Data excerpts =
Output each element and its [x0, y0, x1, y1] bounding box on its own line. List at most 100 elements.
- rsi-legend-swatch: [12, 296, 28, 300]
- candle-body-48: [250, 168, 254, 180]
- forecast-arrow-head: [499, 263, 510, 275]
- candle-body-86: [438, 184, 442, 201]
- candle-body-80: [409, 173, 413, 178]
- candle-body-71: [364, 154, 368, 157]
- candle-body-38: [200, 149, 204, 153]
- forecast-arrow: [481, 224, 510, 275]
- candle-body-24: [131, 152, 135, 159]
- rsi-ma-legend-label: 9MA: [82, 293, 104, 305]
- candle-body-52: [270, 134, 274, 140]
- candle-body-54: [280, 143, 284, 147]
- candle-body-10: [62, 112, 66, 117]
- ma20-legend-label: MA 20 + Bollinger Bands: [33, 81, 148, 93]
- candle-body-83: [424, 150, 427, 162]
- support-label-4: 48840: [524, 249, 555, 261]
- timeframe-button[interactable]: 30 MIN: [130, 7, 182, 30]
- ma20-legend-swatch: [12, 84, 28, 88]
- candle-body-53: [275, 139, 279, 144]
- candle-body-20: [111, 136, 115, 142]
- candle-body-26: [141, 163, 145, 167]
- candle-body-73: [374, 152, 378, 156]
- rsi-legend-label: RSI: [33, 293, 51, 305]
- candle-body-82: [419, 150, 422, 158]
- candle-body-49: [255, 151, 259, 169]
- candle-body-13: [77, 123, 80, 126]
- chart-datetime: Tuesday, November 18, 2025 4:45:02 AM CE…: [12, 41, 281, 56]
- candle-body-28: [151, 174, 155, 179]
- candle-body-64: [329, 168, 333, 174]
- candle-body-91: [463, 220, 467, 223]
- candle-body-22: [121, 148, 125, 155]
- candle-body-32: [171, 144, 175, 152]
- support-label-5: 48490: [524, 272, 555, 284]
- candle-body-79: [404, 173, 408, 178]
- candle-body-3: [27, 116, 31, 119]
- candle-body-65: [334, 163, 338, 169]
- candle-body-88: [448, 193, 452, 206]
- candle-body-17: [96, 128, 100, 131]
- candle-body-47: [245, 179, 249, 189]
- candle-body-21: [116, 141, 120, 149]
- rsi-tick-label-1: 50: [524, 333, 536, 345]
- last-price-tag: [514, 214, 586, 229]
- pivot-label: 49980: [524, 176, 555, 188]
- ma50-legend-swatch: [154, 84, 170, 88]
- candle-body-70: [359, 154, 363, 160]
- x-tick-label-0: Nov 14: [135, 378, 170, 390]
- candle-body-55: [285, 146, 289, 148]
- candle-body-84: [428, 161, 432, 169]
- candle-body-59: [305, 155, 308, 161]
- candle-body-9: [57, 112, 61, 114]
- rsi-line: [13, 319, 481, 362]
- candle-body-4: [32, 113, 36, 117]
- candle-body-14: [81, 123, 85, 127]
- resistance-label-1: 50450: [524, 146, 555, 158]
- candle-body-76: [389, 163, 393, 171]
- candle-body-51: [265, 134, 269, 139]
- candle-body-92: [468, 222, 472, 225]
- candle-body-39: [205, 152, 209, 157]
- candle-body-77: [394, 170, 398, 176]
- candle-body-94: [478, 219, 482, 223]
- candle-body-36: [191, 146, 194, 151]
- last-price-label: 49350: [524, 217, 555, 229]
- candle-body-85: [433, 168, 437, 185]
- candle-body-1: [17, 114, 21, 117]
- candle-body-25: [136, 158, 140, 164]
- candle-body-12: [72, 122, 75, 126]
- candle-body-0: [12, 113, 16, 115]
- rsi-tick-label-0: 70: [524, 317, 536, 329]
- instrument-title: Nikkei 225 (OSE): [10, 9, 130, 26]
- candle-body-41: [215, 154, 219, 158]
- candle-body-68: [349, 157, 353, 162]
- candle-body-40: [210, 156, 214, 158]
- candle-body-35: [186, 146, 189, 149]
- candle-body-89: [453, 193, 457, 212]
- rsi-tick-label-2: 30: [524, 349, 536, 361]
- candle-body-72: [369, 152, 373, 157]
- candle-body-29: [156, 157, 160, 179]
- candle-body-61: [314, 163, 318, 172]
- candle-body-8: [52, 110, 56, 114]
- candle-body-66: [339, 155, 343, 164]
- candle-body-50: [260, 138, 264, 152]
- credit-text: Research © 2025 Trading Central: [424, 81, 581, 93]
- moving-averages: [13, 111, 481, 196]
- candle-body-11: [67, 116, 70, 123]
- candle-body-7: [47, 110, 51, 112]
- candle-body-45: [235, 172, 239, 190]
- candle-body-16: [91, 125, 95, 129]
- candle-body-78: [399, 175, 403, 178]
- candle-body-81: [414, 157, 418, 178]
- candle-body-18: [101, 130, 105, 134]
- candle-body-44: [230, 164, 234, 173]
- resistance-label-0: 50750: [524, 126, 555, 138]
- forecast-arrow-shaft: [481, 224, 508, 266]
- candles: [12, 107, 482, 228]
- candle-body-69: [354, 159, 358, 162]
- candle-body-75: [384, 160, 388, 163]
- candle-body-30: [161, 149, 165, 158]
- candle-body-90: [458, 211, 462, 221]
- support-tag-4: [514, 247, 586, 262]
* * *
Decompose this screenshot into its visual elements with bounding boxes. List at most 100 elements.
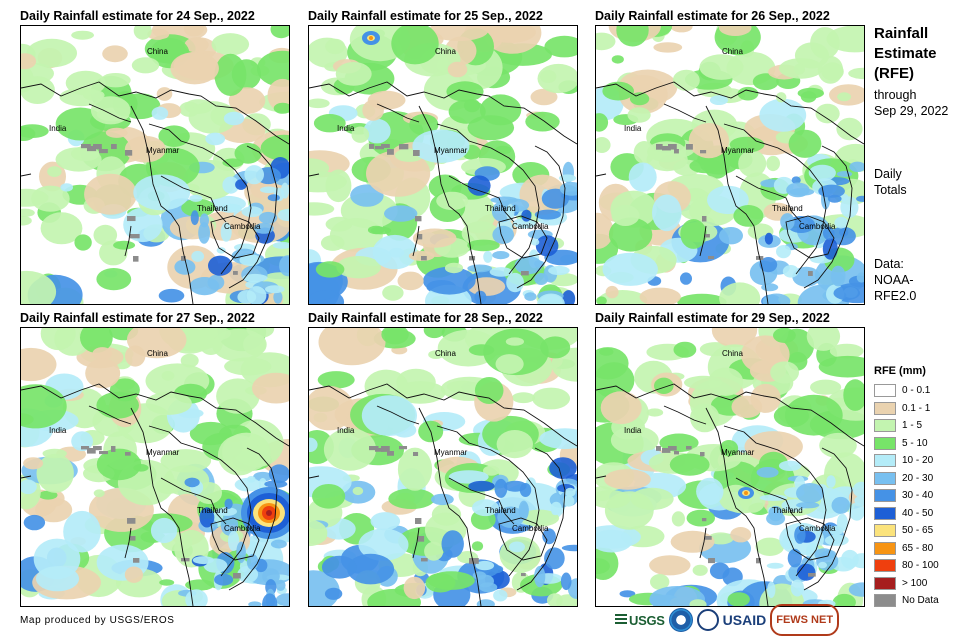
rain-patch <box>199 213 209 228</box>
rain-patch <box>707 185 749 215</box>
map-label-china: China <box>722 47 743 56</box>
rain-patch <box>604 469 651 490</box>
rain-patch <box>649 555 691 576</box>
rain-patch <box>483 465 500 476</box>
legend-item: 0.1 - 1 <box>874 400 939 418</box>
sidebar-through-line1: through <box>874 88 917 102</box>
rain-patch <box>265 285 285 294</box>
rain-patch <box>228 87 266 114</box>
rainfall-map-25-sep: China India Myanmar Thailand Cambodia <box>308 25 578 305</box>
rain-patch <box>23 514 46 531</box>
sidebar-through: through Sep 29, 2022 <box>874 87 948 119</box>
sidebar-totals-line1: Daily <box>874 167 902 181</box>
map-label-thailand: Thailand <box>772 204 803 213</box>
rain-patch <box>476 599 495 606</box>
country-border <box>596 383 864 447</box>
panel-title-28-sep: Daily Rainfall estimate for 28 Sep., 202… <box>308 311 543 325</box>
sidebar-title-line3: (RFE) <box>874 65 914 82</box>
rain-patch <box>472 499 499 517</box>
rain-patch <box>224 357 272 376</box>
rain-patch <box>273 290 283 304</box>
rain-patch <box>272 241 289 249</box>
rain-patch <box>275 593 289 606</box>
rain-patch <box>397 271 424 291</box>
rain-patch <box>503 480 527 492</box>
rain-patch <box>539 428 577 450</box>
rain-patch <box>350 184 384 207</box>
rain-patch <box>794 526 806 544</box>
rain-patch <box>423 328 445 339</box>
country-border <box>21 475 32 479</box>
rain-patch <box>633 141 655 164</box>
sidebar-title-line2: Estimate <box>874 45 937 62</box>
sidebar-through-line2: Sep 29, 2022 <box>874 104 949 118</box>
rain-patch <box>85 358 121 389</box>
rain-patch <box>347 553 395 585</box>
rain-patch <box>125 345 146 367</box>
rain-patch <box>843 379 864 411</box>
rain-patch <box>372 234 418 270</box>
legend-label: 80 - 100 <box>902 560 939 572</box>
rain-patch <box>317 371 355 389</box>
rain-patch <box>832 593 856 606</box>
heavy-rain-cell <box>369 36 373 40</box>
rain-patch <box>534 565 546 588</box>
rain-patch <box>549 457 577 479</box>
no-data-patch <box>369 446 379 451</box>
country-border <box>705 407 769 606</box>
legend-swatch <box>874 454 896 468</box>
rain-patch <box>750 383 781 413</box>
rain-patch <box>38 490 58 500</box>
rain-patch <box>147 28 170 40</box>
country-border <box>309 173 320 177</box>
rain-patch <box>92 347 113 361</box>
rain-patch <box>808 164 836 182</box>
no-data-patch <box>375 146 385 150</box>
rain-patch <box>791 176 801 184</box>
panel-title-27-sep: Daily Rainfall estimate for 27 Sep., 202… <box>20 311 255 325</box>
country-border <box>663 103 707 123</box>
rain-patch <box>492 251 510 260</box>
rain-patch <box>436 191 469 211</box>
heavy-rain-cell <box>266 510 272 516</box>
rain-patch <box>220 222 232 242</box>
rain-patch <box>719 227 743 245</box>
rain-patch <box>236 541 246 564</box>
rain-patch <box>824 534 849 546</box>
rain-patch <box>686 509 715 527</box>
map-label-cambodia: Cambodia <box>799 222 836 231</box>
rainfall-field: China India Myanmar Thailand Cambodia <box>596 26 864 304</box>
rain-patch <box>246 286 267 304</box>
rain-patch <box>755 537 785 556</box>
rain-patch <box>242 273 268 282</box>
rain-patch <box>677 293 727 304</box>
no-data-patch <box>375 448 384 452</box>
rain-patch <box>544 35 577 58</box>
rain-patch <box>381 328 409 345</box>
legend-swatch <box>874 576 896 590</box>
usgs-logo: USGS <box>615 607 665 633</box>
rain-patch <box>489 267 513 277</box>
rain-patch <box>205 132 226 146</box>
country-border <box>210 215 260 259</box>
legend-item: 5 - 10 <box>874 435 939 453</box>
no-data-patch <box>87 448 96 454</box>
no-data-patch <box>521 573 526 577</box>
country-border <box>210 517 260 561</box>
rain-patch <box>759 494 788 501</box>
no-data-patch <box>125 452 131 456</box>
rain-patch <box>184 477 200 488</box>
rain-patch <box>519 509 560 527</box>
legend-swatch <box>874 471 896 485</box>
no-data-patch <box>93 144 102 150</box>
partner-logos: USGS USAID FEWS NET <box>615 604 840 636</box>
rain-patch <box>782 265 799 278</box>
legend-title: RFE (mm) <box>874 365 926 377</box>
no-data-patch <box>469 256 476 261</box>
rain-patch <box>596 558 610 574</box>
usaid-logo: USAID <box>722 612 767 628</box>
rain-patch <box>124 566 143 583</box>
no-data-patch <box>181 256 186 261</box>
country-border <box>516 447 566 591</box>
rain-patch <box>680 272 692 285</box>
==
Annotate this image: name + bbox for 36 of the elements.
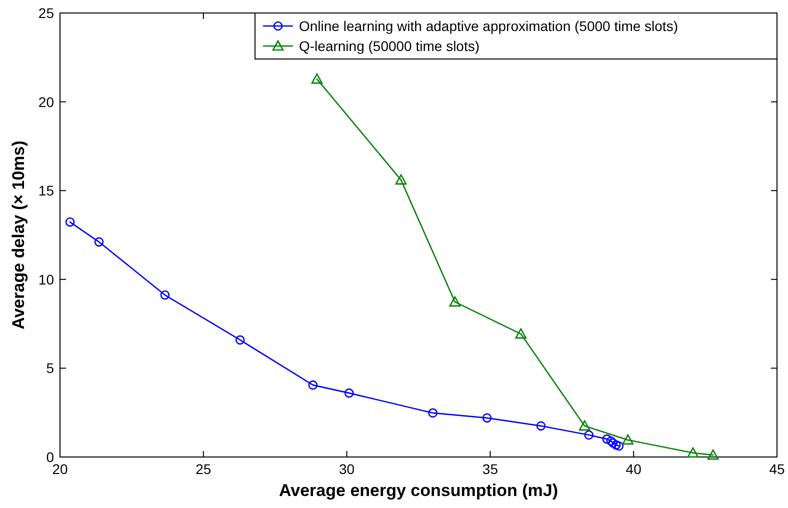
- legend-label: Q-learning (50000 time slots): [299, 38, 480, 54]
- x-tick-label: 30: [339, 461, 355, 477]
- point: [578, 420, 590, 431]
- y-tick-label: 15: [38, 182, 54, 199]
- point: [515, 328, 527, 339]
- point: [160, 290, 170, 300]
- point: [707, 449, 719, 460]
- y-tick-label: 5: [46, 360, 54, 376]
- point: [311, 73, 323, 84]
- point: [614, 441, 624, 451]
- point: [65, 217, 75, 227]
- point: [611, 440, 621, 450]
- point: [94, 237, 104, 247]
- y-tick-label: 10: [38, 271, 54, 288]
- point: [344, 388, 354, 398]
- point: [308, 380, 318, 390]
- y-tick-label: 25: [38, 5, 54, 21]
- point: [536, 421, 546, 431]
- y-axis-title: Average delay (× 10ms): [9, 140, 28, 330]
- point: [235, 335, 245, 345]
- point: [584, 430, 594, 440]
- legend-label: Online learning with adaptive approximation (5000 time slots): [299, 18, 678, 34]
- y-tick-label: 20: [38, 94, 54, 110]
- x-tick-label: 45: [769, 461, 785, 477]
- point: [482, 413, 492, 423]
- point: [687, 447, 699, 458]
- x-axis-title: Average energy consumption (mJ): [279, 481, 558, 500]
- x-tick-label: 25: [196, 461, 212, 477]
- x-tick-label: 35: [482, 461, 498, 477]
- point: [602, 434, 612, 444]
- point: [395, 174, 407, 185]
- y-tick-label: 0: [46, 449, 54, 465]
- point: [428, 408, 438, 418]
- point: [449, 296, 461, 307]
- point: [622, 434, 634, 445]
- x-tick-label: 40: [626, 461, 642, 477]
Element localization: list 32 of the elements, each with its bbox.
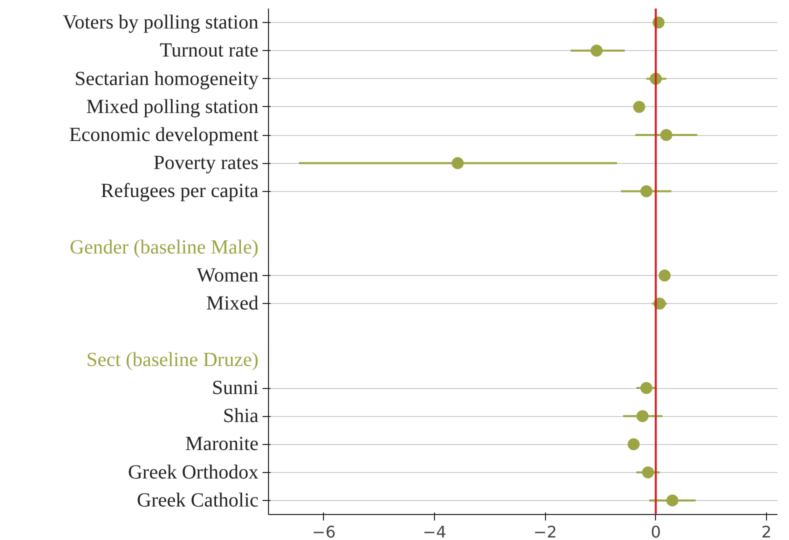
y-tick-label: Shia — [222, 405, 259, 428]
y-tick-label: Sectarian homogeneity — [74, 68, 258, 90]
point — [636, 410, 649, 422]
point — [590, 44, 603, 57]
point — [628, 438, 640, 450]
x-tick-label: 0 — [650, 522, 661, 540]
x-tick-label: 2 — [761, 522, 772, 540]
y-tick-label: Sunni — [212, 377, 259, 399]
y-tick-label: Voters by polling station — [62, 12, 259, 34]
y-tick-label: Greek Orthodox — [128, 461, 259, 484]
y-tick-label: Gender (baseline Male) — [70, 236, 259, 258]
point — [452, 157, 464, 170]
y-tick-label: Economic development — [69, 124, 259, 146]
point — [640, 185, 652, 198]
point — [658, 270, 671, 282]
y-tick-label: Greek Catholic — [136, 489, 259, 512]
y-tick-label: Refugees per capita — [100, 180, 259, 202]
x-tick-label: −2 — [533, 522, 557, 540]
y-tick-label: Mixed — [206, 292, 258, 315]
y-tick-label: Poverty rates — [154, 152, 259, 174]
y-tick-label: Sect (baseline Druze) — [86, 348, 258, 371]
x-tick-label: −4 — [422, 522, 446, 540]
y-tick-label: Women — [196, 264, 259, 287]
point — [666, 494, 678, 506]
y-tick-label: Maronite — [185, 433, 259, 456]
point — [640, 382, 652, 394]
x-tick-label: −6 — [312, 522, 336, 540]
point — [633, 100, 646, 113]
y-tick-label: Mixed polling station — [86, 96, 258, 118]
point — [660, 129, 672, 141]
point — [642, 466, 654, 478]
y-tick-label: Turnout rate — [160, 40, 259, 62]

The exercise = Rewrite the portion of the records above that opens with the line containing "Output each element" and closes with the line containing "- candle-body-86: [438, 184, 442, 201]", both lines included, as a numbered list. Omit any blank lines.

The answer =
1. Output each element and its [x0, y0, x1, y1] bounding box on its own line. List at most 100 elements.
2. - rsi-legend-swatch: [12, 296, 28, 300]
3. - candle-body-48: [250, 168, 254, 180]
4. - forecast-arrow-head: [499, 263, 510, 275]
5. - candle-body-86: [438, 184, 442, 201]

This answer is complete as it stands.